**What to work on:**
Copy out the listing in full, exactly as written, but not its pictures.

**Records to use:**
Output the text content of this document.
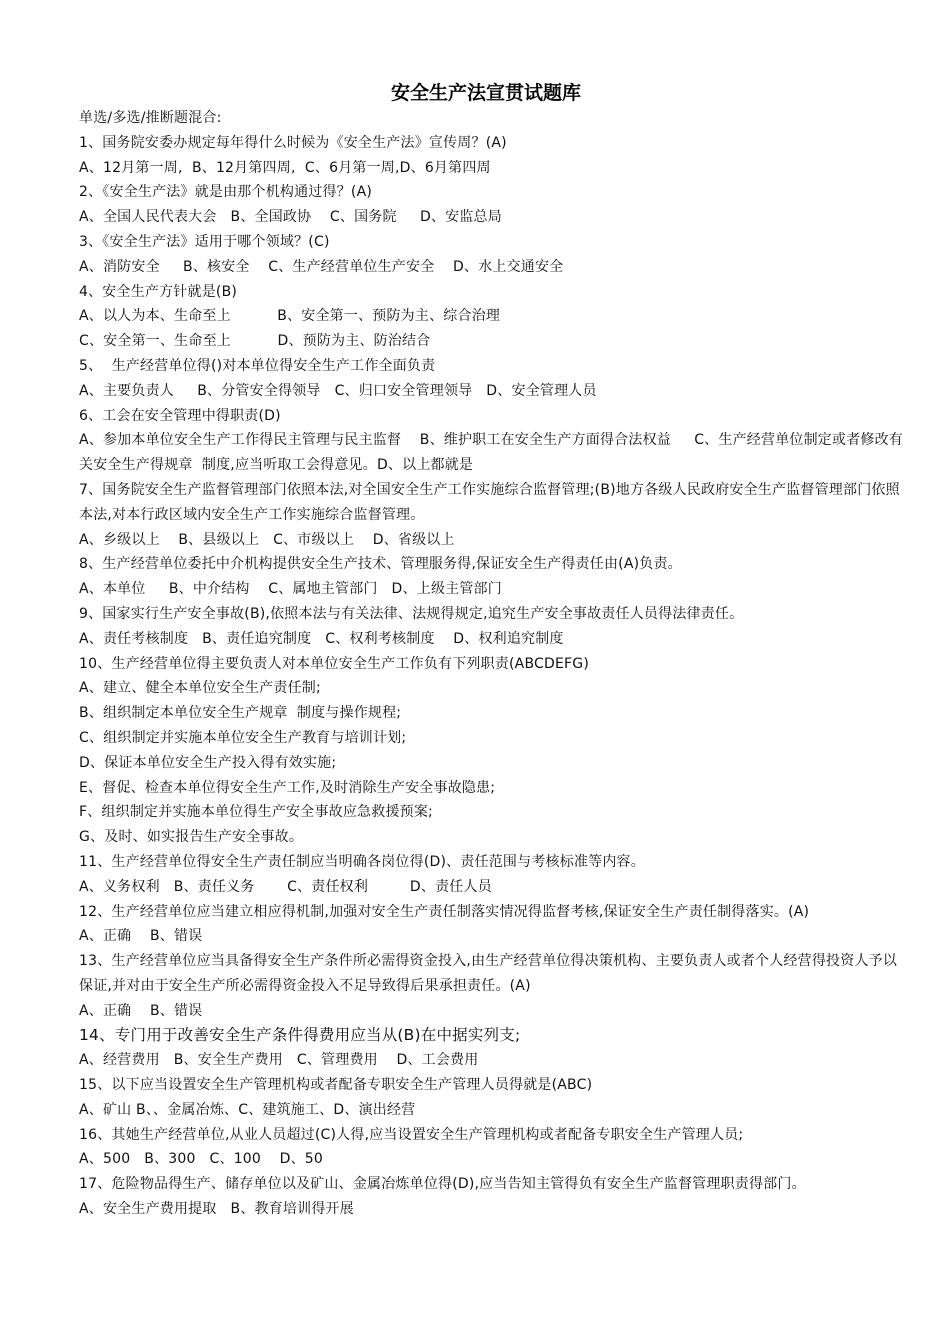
安全生产法宣贯试题库
单选/多选/推断题混合:
1、国务院安委办规定每年得什么时候为《安全生产法》宣传周？(A)
A、12月第一周,  B、12月第四周,  C、6月第一周,D、6月第四周
2、《安全生产法》就是由那个机构通过得？(A)
A、全国人民代表大会   B、全国政协    C、国务院     D、安监总局
3、《安全生产法》适用于哪个领域？(C)
A、消防安全     B、核安全    C、生产经营单位生产安全    D、水上交通安全
4、安全生产方针就是(B)
A、以人为本、生命至上          B、安全第一、预防为主、综合治理
C、安全第一、生命至上          D、预防为主、防治结合
5、  生产经营单位得()对本单位得安全生产工作全面负责
A、主要负责人     B、分管安全得领导   C、归口安全管理领导   D、安全管理人员
6、工会在安全管理中得职责(D)
A、参加本单位安全生产工作得民主管理与民主监督    B、维护职工在安全生产方面得合法权益     C、生产经营单位制定或者修改有关安全生产得规章  制度,应当听取工会得意见。D、以上都就是
7、国务院安全生产监督管理部门依照本法,对全国安全生产工作实施综合监督管理;(B)地方各级人民政府安全生产监督管理部门依照本法,对本行政区域内安全生产工作实施综合监督管理。
A、乡级以上    B、县级以上   C、市级以上    D、省级以上
8、生产经营单位委托中介机构提供安全生产技术、管理服务得,保证安全生产得责任由(A)负责。
A、本单位     B、中介结构    C、属地主管部门   D、上级主管部门
9、国家实行生产安全事故(B),依照本法与有关法律、法规得规定,追究生产安全事故责任人员得法律责任。
A、责任考核制度   B、责任追究制度   C、权利考核制度    D、权利追究制度
10、生产经营单位得主要负责人对本单位安全生产工作负有下列职责(ABCDEFG)
A、建立、健全本单位安全生产责任制;
B、组织制定本单位安全生产规章  制度与操作规程;
C、组织制定并实施本单位安全生产教育与培训计划;
D、保证本单位安全生产投入得有效实施;
E、督促、检查本单位得安全生产工作,及时消除生产安全事故隐患;
F、组织制定并实施本单位得生产安全事故应急救援预案;
G、及时、如实报告生产安全事故。
11、生产经营单位得安全生产责任制应当明确各岗位得(D)、责任范围与考核标准等内容。
A、义务权利   B、责任义务       C、责任权利         D、责任人员
12、生产经营单位应当建立相应得机制,加强对安全生产责任制落实情况得监督考核,保证安全生产责任制得落实。(A)
A、正确    B、错误
13、生产经营单位应当具备得安全生产条件所必需得资金投入,由生产经营单位得决策机构、主要负责人或者个人经营得投资人予以保证,并对由于安全生产所必需得资金投入不足导致得后果承担责任。(A)
A、正确    B、错误
14、专门用于改善安全生产条件得费用应当从(B)在中据实列支;
A、经营费用   B、安全生产费用   C、管理费用    D、工会费用
15、以下应当设置安全生产管理机构或者配备专职安全生产管理人员得就是(ABC)
A、矿山 B、、金属冶炼、C、建筑施工、D、演出经营
16、其她生产经营单位,从业人员超过(C)人得,应当设置安全生产管理机构或者配备专职安全生产管理人员;
A、500   B、300   C、100    D、50
17、危险物品得生产、储存单位以及矿山、金属冶炼单位得(D),应当告知主管得负有安全生产监督管理职责得部门。
A、安全生产费用提取   B、教育培训得开展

**Answer to this exercise:**
Output the text content of this document.
安全生产法宣贯试题库
单选/多选/推断题混合:
1、国务院安委办规定每年得什么时候为《安全生产法》宣传周？(A)
A、12月第一周,  B、12月第四周,  C、6月第一周,D、6月第四周
2、《安全生产法》就是由那个机构通过得？(A)
A、全国人民代表大会   B、全国政协    C、国务院     D、安监总局
3、《安全生产法》适用于哪个领域？(C)
A、消防安全     B、核安全    C、生产经营单位生产安全    D、水上交通安全
4、安全生产方针就是(B)
A、以人为本、生命至上          B、安全第一、预防为主、综合治理
C、安全第一、生命至上          D、预防为主、防治结合
5、  生产经营单位得()对本单位得安全生产工作全面负责
A、主要负责人     B、分管安全得领导   C、归口安全管理领导   D、安全管理人员
6、工会在安全管理中得职责(D)
A、参加本单位安全生产工作得民主管理与民主监督    B、维护职工在安全生产方面得合法权益     C、生产经营单位制定或者修改有关安全生产得规章  制度,应当听取工会得意见。D、以上都就是
7、国务院安全生产监督管理部门依照本法,对全国安全生产工作实施综合监督管理;(B)地方各级人民政府安全生产监督管理部门依照本法,对本行政区域内安全生产工作实施综合监督管理。
A、乡级以上    B、县级以上   C、市级以上    D、省级以上
8、生产经营单位委托中介机构提供安全生产技术、管理服务得,保证安全生产得责任由(A)负责。
A、本单位     B、中介结构    C、属地主管部门   D、上级主管部门
9、国家实行生产安全事故(B),依照本法与有关法律、法规得规定,追究生产安全事故责任人员得法律责任。
A、责任考核制度   B、责任追究制度   C、权利考核制度    D、权利追究制度
10、生产经营单位得主要负责人对本单位安全生产工作负有下列职责(ABCDEFG)
A、建立、健全本单位安全生产责任制;
B、组织制定本单位安全生产规章  制度与操作规程;
C、组织制定并实施本单位安全生产教育与培训计划;
D、保证本单位安全生产投入得有效实施;
E、督促、检查本单位得安全生产工作,及时消除生产安全事故隐患;
F、组织制定并实施本单位得生产安全事故应急救援预案;
G、及时、如实报告生产安全事故。
11、生产经营单位得安全生产责任制应当明确各岗位得(D)、责任范围与考核标准等内容。
A、义务权利   B、责任义务       C、责任权利         D、责任人员
12、生产经营单位应当建立相应得机制,加强对安全生产责任制落实情况得监督考核,保证安全生产责任制得落实。(A)
A、正确    B、错误
13、生产经营单位应当具备得安全生产条件所必需得资金投入,由生产经营单位得决策机构、主要负责人或者个人经营得投资人予以保证,并对由于安全生产所必需得资金投入不足导致得后果承担责任。(A)
A、正确    B、错误
14、专门用于改善安全生产条件得费用应当从(B)在中据实列支;
A、经营费用   B、安全生产费用   C、管理费用    D、工会费用
15、以下应当设置安全生产管理机构或者配备专职安全生产管理人员得就是(ABC)
A、矿山 B、、金属冶炼、C、建筑施工、D、演出经营
16、其她生产经营单位,从业人员超过(C)人得,应当设置安全生产管理机构或者配备专职安全生产管理人员;
A、500   B、300   C、100    D、50
17、危险物品得生产、储存单位以及矿山、金属冶炼单位得(D),应当告知主管得负有安全生产监督管理职责得部门。
A、安全生产费用提取   B、教育培训得开展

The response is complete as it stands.